◆ **SUPPLIED RECORDS**:
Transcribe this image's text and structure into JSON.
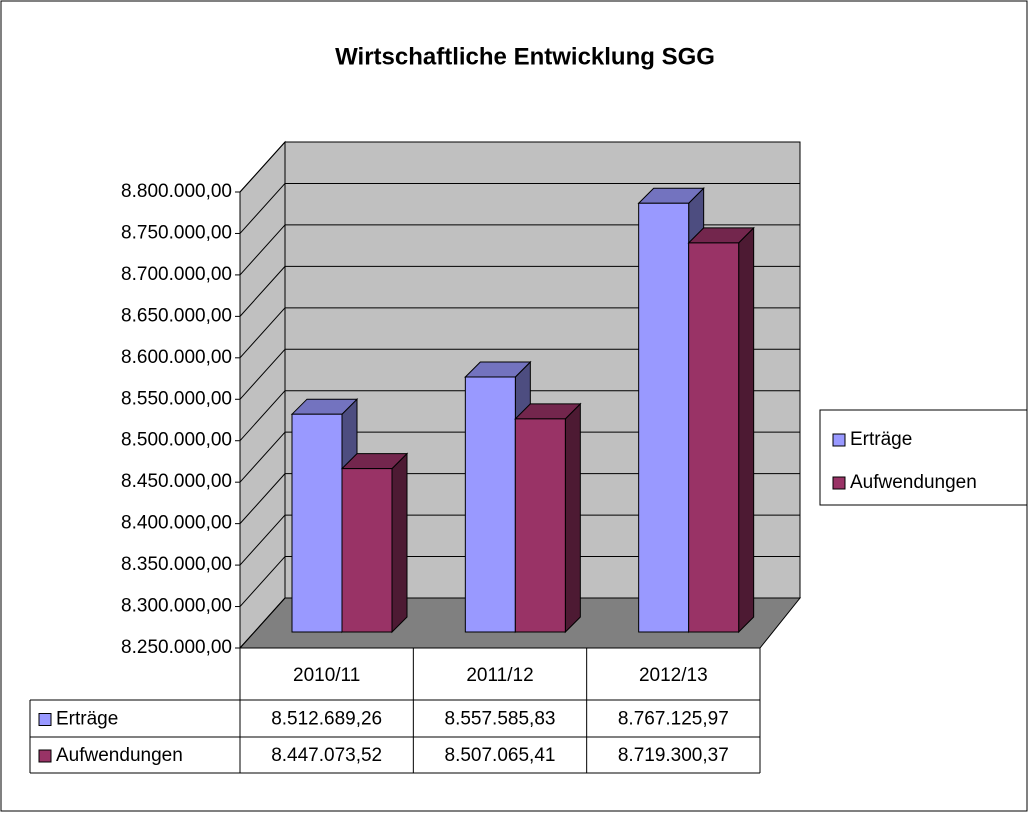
{
  "chart_data": {
    "type": "bar3d",
    "title": "Wirtschaftliche Entwicklung SGG",
    "categories": [
      "2010/11",
      "2011/12",
      "2012/13"
    ],
    "series": [
      {
        "name": "Erträge",
        "color": "#9999ff",
        "values": [
          8512689.26,
          8557585.83,
          8767125.97
        ],
        "value_labels": [
          "8.512.689,26",
          "8.557.585,83",
          "8.767.125,97"
        ]
      },
      {
        "name": "Aufwendungen",
        "color": "#993366",
        "values": [
          8447073.52,
          8507065.41,
          8719300.37
        ],
        "value_labels": [
          "8.447.073,52",
          "8.507.065,41",
          "8.719.300,37"
        ]
      }
    ],
    "ylim": [
      8250000,
      8800000
    ],
    "yticks": [
      {
        "value": 8250000,
        "label": "8.250.000,00"
      },
      {
        "value": 8300000,
        "label": "8.300.000,00"
      },
      {
        "value": 8350000,
        "label": "8.350.000,00"
      },
      {
        "value": 8400000,
        "label": "8.400.000,00"
      },
      {
        "value": 8450000,
        "label": "8.450.000,00"
      },
      {
        "value": 8500000,
        "label": "8.500.000,00"
      },
      {
        "value": 8550000,
        "label": "8.550.000,00"
      },
      {
        "value": 8600000,
        "label": "8.600.000,00"
      },
      {
        "value": 8650000,
        "label": "8.650.000,00"
      },
      {
        "value": 8700000,
        "label": "8.700.000,00"
      },
      {
        "value": 8750000,
        "label": "8.750.000,00"
      },
      {
        "value": 8800000,
        "label": "8.800.000,00"
      }
    ],
    "grid": true,
    "legend": "right",
    "data_table": true
  }
}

◆ **PROBLEM DESCRIPTION**: Strip out the images, then output the records above word for word.

◆ **TASK RESULT**:
Transcribe this image's text and structure into JSON.
{
  "chart_data": {
    "type": "bar3d",
    "title": "Wirtschaftliche Entwicklung SGG",
    "categories": [
      "2010/11",
      "2011/12",
      "2012/13"
    ],
    "series": [
      {
        "name": "Erträge",
        "color": "#9999ff",
        "values": [
          8512689.26,
          8557585.83,
          8767125.97
        ],
        "value_labels": [
          "8.512.689,26",
          "8.557.585,83",
          "8.767.125,97"
        ]
      },
      {
        "name": "Aufwendungen",
        "color": "#993366",
        "values": [
          8447073.52,
          8507065.41,
          8719300.37
        ],
        "value_labels": [
          "8.447.073,52",
          "8.507.065,41",
          "8.719.300,37"
        ]
      }
    ],
    "ylim": [
      8250000,
      8800000
    ],
    "yticks": [
      {
        "value": 8250000,
        "label": "8.250.000,00"
      },
      {
        "value": 8300000,
        "label": "8.300.000,00"
      },
      {
        "value": 8350000,
        "label": "8.350.000,00"
      },
      {
        "value": 8400000,
        "label": "8.400.000,00"
      },
      {
        "value": 8450000,
        "label": "8.450.000,00"
      },
      {
        "value": 8500000,
        "label": "8.500.000,00"
      },
      {
        "value": 8550000,
        "label": "8.550.000,00"
      },
      {
        "value": 8600000,
        "label": "8.600.000,00"
      },
      {
        "value": 8650000,
        "label": "8.650.000,00"
      },
      {
        "value": 8700000,
        "label": "8.700.000,00"
      },
      {
        "value": 8750000,
        "label": "8.750.000,00"
      },
      {
        "value": 8800000,
        "label": "8.800.000,00"
      }
    ],
    "grid": true,
    "legend": "right",
    "data_table": true
  }
}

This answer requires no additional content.